▸ **Exercise task**:
Each line in the entries below that holds the string "const" is to be listed.

▸ **Dataset**:

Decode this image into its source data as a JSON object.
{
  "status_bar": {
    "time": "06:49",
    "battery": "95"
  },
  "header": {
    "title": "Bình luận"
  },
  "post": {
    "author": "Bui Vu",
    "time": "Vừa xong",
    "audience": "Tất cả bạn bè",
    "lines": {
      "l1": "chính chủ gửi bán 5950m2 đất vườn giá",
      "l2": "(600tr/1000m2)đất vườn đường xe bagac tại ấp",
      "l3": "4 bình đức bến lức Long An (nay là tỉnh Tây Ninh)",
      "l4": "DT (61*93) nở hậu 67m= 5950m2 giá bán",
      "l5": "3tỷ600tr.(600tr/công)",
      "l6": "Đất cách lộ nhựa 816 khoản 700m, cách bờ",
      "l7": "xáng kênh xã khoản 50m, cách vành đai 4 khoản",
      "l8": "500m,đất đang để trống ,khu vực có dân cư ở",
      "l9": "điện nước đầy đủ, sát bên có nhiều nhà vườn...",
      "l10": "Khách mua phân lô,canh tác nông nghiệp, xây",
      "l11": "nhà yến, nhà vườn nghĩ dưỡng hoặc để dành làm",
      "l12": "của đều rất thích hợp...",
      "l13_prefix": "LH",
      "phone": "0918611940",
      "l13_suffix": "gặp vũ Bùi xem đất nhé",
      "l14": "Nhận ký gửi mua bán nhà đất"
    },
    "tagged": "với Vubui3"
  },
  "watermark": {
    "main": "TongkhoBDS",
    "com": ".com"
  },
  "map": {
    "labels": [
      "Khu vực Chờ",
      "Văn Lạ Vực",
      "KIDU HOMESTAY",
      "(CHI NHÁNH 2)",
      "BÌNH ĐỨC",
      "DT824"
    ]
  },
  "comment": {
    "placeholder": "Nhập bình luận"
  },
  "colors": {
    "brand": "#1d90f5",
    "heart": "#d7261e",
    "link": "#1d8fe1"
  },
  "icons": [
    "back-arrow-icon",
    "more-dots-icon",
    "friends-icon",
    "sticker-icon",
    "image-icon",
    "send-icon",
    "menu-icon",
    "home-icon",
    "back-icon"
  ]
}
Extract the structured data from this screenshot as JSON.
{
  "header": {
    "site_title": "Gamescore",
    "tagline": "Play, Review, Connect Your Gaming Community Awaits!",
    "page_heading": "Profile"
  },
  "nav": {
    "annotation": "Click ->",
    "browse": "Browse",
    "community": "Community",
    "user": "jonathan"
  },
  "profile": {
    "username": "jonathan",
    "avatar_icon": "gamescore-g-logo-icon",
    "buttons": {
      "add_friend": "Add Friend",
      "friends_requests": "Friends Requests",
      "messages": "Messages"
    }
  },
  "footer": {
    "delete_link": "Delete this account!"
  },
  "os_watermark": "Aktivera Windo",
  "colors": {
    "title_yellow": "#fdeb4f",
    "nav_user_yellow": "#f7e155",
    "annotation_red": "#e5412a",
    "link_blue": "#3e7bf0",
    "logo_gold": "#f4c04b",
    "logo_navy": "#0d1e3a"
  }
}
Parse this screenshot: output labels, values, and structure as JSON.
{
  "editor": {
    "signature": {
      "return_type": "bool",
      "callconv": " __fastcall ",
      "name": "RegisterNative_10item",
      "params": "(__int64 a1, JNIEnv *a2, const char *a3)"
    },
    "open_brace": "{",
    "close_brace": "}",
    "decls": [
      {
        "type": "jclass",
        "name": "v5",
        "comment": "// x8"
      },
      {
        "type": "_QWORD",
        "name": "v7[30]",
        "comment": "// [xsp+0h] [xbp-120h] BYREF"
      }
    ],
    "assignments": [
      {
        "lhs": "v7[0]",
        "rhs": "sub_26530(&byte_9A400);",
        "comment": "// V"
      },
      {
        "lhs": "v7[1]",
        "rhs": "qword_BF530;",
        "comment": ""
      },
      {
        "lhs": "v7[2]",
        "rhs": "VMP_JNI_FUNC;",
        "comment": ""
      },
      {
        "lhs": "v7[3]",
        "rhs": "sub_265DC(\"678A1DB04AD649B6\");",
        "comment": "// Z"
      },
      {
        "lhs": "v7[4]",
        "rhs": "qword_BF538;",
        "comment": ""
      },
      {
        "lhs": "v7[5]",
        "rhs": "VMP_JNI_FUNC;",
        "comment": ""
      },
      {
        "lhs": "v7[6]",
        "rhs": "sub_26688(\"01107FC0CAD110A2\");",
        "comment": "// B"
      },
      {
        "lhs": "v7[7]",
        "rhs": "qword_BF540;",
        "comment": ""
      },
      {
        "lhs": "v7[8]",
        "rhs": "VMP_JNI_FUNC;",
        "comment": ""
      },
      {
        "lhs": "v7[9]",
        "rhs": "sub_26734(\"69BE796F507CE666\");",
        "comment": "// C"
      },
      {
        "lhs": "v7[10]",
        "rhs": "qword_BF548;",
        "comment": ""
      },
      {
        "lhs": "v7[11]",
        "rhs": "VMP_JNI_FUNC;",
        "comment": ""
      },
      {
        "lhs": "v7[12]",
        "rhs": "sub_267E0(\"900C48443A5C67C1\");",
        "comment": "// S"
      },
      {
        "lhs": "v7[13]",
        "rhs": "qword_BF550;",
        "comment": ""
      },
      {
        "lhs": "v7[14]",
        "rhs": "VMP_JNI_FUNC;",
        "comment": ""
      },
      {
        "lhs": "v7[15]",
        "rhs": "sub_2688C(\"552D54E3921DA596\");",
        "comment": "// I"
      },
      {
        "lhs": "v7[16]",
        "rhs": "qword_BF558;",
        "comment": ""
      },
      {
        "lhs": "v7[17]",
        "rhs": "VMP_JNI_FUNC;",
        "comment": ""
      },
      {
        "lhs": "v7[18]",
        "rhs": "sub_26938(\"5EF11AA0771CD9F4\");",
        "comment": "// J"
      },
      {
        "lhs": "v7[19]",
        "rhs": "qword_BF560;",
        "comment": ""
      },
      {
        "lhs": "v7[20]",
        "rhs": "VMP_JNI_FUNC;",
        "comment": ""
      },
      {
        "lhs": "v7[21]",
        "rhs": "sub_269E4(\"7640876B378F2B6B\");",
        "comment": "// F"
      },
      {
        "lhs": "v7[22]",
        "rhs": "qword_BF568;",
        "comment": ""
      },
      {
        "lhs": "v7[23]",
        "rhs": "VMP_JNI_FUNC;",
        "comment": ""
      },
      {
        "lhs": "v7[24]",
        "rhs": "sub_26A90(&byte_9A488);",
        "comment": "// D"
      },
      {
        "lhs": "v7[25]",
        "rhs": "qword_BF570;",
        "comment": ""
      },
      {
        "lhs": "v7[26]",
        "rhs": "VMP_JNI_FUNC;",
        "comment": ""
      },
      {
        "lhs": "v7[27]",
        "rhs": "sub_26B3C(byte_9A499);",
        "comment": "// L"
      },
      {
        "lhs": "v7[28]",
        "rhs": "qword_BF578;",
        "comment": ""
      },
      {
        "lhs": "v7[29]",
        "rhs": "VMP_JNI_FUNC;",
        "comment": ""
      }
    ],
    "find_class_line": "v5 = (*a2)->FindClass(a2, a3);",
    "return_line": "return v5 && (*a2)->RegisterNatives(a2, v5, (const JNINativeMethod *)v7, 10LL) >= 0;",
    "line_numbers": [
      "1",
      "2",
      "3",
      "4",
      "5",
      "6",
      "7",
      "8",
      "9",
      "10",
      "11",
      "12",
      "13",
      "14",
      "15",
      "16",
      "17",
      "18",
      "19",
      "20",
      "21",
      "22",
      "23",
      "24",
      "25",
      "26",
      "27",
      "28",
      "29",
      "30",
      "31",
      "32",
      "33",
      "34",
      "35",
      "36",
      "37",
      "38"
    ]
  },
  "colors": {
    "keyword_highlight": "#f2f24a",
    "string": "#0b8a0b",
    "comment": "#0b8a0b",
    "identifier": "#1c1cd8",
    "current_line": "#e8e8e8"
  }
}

▸ **Correct response**:
      "params": "(__int64 a1, JNIEnv *a2, const char *a3)"
    "return_line": "return v5 && (*a2)->RegisterNatives(a2, v5, (const JNINativeMethod *)v7, 10LL) >= 0;",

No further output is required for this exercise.